_To be done:_ All entries must be repeated exactly; do not include the pictures.

_Information shown:_
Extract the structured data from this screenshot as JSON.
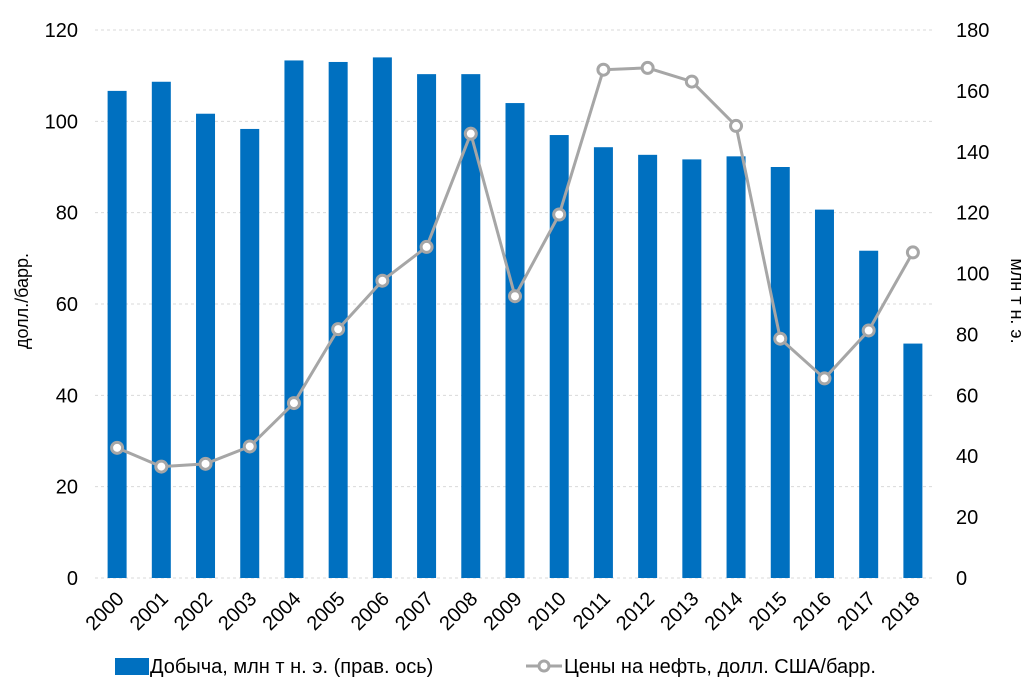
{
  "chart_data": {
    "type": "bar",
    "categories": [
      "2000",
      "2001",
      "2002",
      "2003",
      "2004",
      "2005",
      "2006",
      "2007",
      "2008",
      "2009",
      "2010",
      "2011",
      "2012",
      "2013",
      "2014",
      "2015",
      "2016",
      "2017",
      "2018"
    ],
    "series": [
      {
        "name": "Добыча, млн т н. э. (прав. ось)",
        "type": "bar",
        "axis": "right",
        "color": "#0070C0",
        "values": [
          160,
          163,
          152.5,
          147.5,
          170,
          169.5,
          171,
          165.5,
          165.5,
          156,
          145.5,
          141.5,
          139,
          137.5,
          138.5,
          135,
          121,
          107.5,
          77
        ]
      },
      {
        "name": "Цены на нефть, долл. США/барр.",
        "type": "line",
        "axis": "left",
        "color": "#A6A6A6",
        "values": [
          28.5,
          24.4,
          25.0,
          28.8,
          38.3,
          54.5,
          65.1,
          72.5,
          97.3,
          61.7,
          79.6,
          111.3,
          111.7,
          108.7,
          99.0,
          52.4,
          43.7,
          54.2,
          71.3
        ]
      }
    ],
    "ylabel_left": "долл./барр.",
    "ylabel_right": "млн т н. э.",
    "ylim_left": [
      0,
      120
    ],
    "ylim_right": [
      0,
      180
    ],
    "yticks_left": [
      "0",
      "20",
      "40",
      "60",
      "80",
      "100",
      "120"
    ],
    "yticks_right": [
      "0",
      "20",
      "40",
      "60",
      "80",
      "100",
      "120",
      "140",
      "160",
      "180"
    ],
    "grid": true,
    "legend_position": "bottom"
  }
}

_Output for this task:_
Extract the structured data from this screenshot as JSON.
{
  "chart_data": {
    "type": "bar",
    "categories": [
      "2000",
      "2001",
      "2002",
      "2003",
      "2004",
      "2005",
      "2006",
      "2007",
      "2008",
      "2009",
      "2010",
      "2011",
      "2012",
      "2013",
      "2014",
      "2015",
      "2016",
      "2017",
      "2018"
    ],
    "series": [
      {
        "name": "Добыча, млн т н. э. (прав. ось)",
        "type": "bar",
        "axis": "right",
        "color": "#0070C0",
        "values": [
          160,
          163,
          152.5,
          147.5,
          170,
          169.5,
          171,
          165.5,
          165.5,
          156,
          145.5,
          141.5,
          139,
          137.5,
          138.5,
          135,
          121,
          107.5,
          77
        ]
      },
      {
        "name": "Цены на нефть, долл. США/барр.",
        "type": "line",
        "axis": "left",
        "color": "#A6A6A6",
        "values": [
          28.5,
          24.4,
          25.0,
          28.8,
          38.3,
          54.5,
          65.1,
          72.5,
          97.3,
          61.7,
          79.6,
          111.3,
          111.7,
          108.7,
          99.0,
          52.4,
          43.7,
          54.2,
          71.3
        ]
      }
    ],
    "ylabel_left": "долл./барр.",
    "ylabel_right": "млн т н. э.",
    "ylim_left": [
      0,
      120
    ],
    "ylim_right": [
      0,
      180
    ],
    "yticks_left": [
      "0",
      "20",
      "40",
      "60",
      "80",
      "100",
      "120"
    ],
    "yticks_right": [
      "0",
      "20",
      "40",
      "60",
      "80",
      "100",
      "120",
      "140",
      "160",
      "180"
    ],
    "grid": true,
    "legend_position": "bottom"
  }
}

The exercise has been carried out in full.